▶ _PROBLEM DESCRIPTION_: Write out the material again word for word, dropping any images it holds.

▶ _MATERIAL FOR THIS EXERCISE_:
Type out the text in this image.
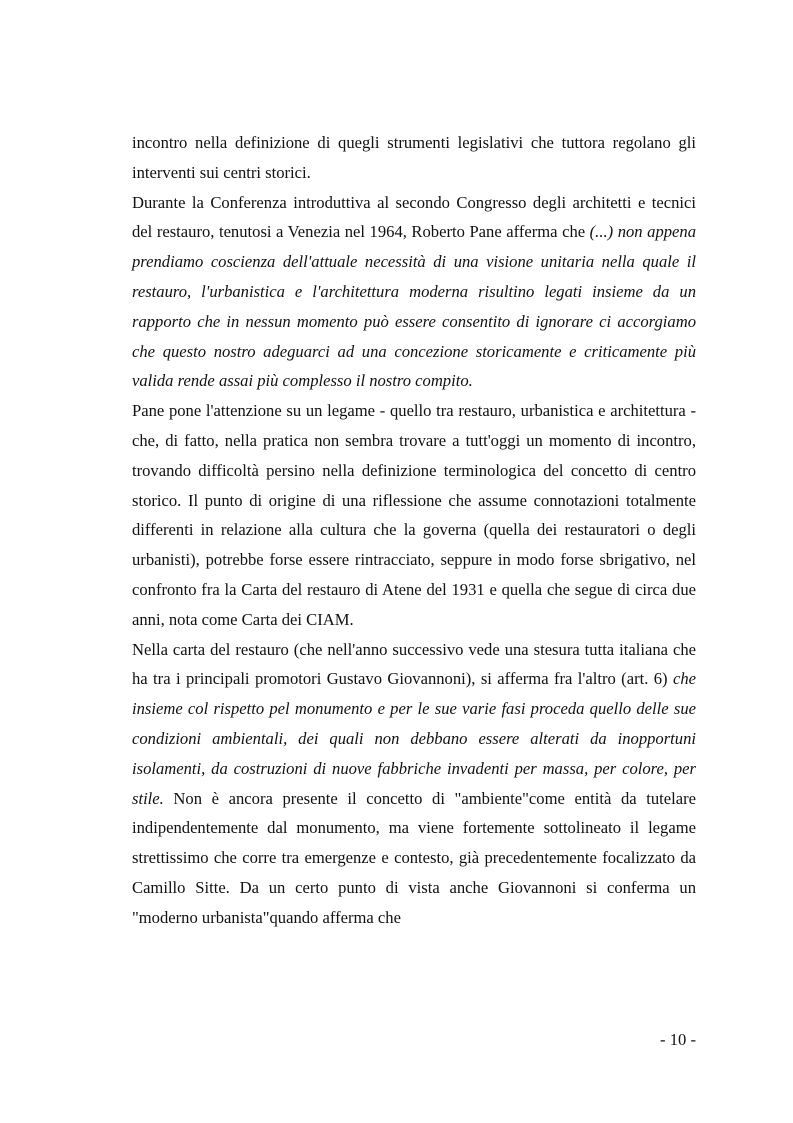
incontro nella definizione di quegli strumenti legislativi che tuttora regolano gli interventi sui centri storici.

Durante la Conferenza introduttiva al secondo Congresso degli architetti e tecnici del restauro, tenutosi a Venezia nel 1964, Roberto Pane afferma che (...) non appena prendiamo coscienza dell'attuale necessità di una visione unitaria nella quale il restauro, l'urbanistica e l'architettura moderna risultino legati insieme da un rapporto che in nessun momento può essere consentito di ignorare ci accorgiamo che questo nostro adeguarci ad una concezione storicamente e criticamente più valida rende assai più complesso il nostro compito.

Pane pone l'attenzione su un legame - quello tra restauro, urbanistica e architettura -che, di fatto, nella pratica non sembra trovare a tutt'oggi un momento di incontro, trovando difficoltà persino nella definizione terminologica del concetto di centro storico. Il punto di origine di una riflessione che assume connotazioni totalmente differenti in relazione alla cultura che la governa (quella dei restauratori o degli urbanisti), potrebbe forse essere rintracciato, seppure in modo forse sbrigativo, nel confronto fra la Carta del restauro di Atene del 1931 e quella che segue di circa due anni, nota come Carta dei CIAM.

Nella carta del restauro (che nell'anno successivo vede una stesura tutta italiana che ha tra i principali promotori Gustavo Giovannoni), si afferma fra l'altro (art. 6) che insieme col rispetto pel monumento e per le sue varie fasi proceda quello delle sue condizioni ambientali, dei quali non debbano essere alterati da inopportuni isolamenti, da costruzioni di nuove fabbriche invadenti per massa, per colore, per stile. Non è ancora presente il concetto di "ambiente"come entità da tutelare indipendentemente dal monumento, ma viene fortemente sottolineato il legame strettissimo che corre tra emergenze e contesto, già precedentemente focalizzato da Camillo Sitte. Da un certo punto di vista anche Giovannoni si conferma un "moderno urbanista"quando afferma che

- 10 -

▶ _PROBLEM SOLUTION_:
Type out the text in this image.
incontro nella definizione di quegli strumenti legislativi che tuttora regolano gli interventi sui centri storici.

Durante la Conferenza introduttiva al secondo Congresso degli architetti e tecnici del restauro, tenutosi a Venezia nel 1964, Roberto Pane afferma che (...) non appena prendiamo coscienza dell'attuale necessità di una visione unitaria nella quale il restauro, l'urbanistica e l'architettura moderna risultino legati insieme da un rapporto che in nessun momento può essere consentito di ignorare ci accorgiamo che questo nostro adeguarci ad una concezione storicamente e criticamente più valida rende assai più complesso il nostro compito.

Pane pone l'attenzione su un legame - quello tra restauro, urbanistica e architettura -che, di fatto, nella pratica non sembra trovare a tutt'oggi un momento di incontro, trovando difficoltà persino nella definizione terminologica del concetto di centro storico. Il punto di origine di una riflessione che assume connotazioni totalmente differenti in relazione alla cultura che la governa (quella dei restauratori o degli urbanisti), potrebbe forse essere rintracciato, seppure in modo forse sbrigativo, nel confronto fra la Carta del restauro di Atene del 1931 e quella che segue di circa due anni, nota come Carta dei CIAM.

Nella carta del restauro (che nell'anno successivo vede una stesura tutta italiana che ha tra i principali promotori Gustavo Giovannoni), si afferma fra l'altro (art. 6) che insieme col rispetto pel monumento e per le sue varie fasi proceda quello delle sue condizioni ambientali, dei quali non debbano essere alterati da inopportuni isolamenti, da costruzioni di nuove fabbriche invadenti per massa, per colore, per stile. Non è ancora presente il concetto di "ambiente"come entità da tutelare indipendentemente dal monumento, ma viene fortemente sottolineato il legame strettissimo che corre tra emergenze e contesto, già precedentemente focalizzato da Camillo Sitte. Da un certo punto di vista anche Giovannoni si conferma un "moderno urbanista"quando afferma che

- 10 -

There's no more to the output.